• DIRECTIONS: Reproduce the listing below character for character; drop every image.

⟨

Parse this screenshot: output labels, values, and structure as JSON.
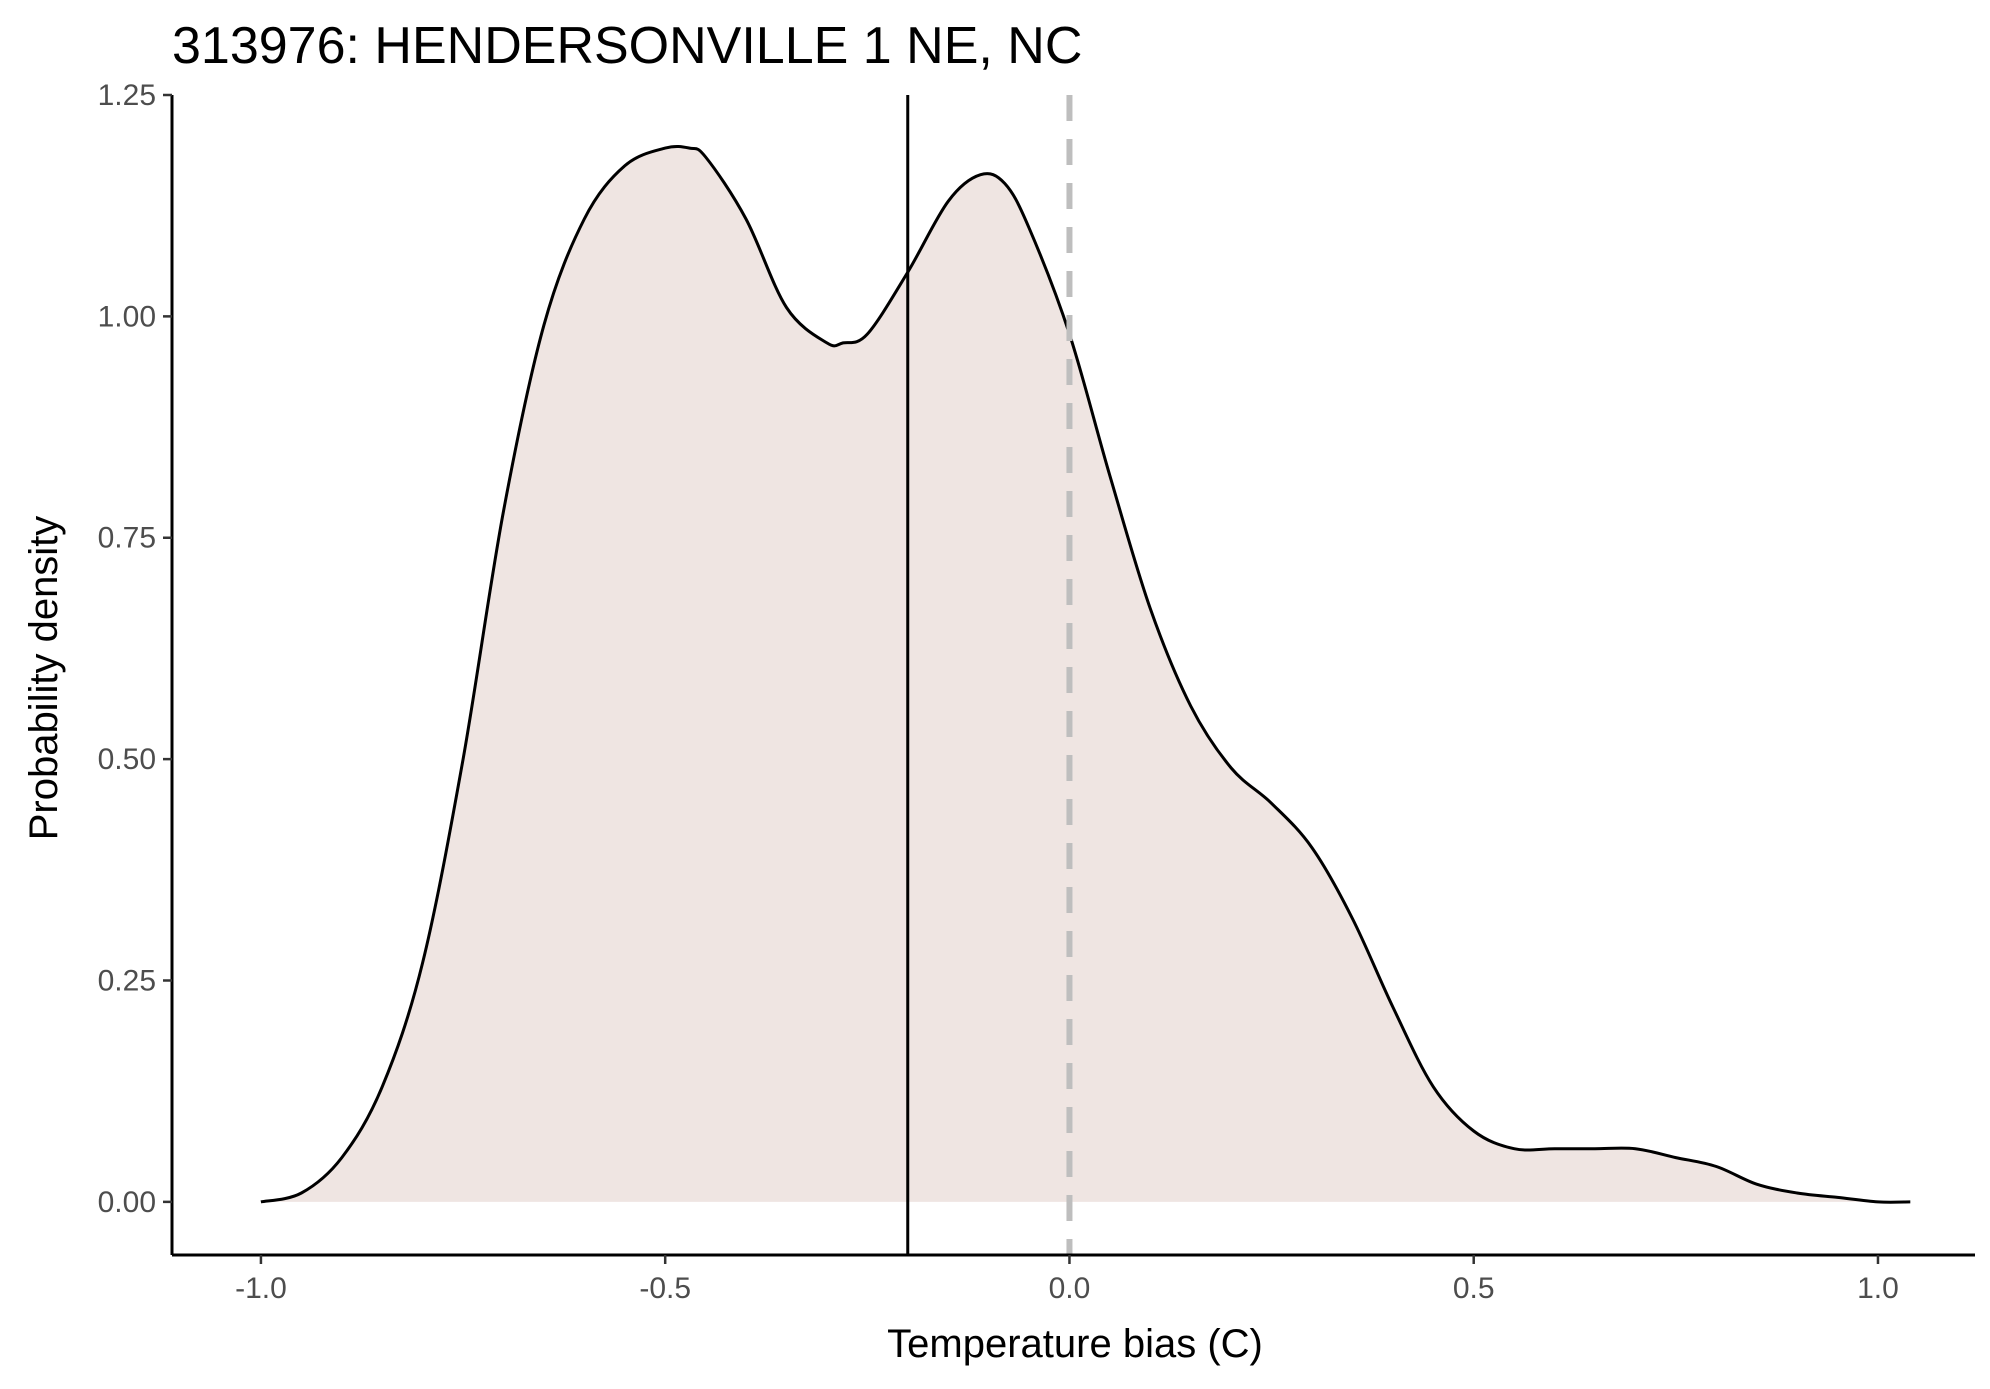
{
  "chart_data": {
    "type": "area",
    "title": "313976: HENDERSONVILLE 1 NE, NC",
    "xlabel": "Temperature bias (C)",
    "ylabel": "Probability density",
    "xlim": [
      -1.11,
      1.12
    ],
    "ylim": [
      -0.06,
      1.25
    ],
    "x_ticks": [
      -1.0,
      -0.5,
      0.0,
      0.5,
      1.0
    ],
    "x_tick_labels": [
      "-1.0",
      "-0.5",
      "0.0",
      "0.5",
      "1.0"
    ],
    "y_ticks": [
      0.0,
      0.25,
      0.5,
      0.75,
      1.0,
      1.25
    ],
    "y_tick_labels": [
      "0.00",
      "0.25",
      "0.50",
      "0.75",
      "1.00",
      "1.25"
    ],
    "grid": false,
    "legend": "none",
    "series": [
      {
        "x": [
          -1.0,
          -0.95,
          -0.9,
          -0.85,
          -0.8,
          -0.75,
          -0.7,
          -0.65,
          -0.6,
          -0.55,
          -0.5,
          -0.47,
          -0.45,
          -0.4,
          -0.35,
          -0.3,
          -0.28,
          -0.25,
          -0.2,
          -0.15,
          -0.11,
          -0.08,
          -0.05,
          0.0,
          0.05,
          0.1,
          0.15,
          0.2,
          0.25,
          0.3,
          0.35,
          0.4,
          0.45,
          0.5,
          0.55,
          0.6,
          0.65,
          0.7,
          0.75,
          0.8,
          0.85,
          0.9,
          0.95,
          1.0,
          1.04
        ],
        "y": [
          0.0,
          0.01,
          0.05,
          0.13,
          0.27,
          0.5,
          0.78,
          0.99,
          1.11,
          1.17,
          1.19,
          1.19,
          1.18,
          1.11,
          1.01,
          0.97,
          0.97,
          0.98,
          1.05,
          1.13,
          1.16,
          1.15,
          1.1,
          0.98,
          0.82,
          0.67,
          0.56,
          0.49,
          0.45,
          0.4,
          0.32,
          0.22,
          0.13,
          0.08,
          0.06,
          0.06,
          0.06,
          0.06,
          0.05,
          0.04,
          0.02,
          0.01,
          0.005,
          0.0,
          0.0
        ]
      }
    ],
    "reference_lines": [
      {
        "x": -0.2,
        "style": "solid",
        "color": "#000000"
      },
      {
        "x": 0.0,
        "style": "dashed",
        "color": "#bebebe"
      }
    ],
    "fill_color": "#efe5e2",
    "line_color": "#000000"
  }
}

⟩

• EXERCISE RESPONSE:
Parse this screenshot: output labels, values, and structure as JSON.
{
  "chart_data": {
    "type": "area",
    "title": "313976: HENDERSONVILLE 1 NE, NC",
    "xlabel": "Temperature bias (C)",
    "ylabel": "Probability density",
    "xlim": [
      -1.11,
      1.12
    ],
    "ylim": [
      -0.06,
      1.25
    ],
    "x_ticks": [
      -1.0,
      -0.5,
      0.0,
      0.5,
      1.0
    ],
    "x_tick_labels": [
      "-1.0",
      "-0.5",
      "0.0",
      "0.5",
      "1.0"
    ],
    "y_ticks": [
      0.0,
      0.25,
      0.5,
      0.75,
      1.0,
      1.25
    ],
    "y_tick_labels": [
      "0.00",
      "0.25",
      "0.50",
      "0.75",
      "1.00",
      "1.25"
    ],
    "grid": false,
    "legend": "none",
    "series": [
      {
        "x": [
          -1.0,
          -0.95,
          -0.9,
          -0.85,
          -0.8,
          -0.75,
          -0.7,
          -0.65,
          -0.6,
          -0.55,
          -0.5,
          -0.47,
          -0.45,
          -0.4,
          -0.35,
          -0.3,
          -0.28,
          -0.25,
          -0.2,
          -0.15,
          -0.11,
          -0.08,
          -0.05,
          0.0,
          0.05,
          0.1,
          0.15,
          0.2,
          0.25,
          0.3,
          0.35,
          0.4,
          0.45,
          0.5,
          0.55,
          0.6,
          0.65,
          0.7,
          0.75,
          0.8,
          0.85,
          0.9,
          0.95,
          1.0,
          1.04
        ],
        "y": [
          0.0,
          0.01,
          0.05,
          0.13,
          0.27,
          0.5,
          0.78,
          0.99,
          1.11,
          1.17,
          1.19,
          1.19,
          1.18,
          1.11,
          1.01,
          0.97,
          0.97,
          0.98,
          1.05,
          1.13,
          1.16,
          1.15,
          1.1,
          0.98,
          0.82,
          0.67,
          0.56,
          0.49,
          0.45,
          0.4,
          0.32,
          0.22,
          0.13,
          0.08,
          0.06,
          0.06,
          0.06,
          0.06,
          0.05,
          0.04,
          0.02,
          0.01,
          0.005,
          0.0,
          0.0
        ]
      }
    ],
    "reference_lines": [
      {
        "x": -0.2,
        "style": "solid",
        "color": "#000000"
      },
      {
        "x": 0.0,
        "style": "dashed",
        "color": "#bebebe"
      }
    ],
    "fill_color": "#efe5e2",
    "line_color": "#000000"
  }
}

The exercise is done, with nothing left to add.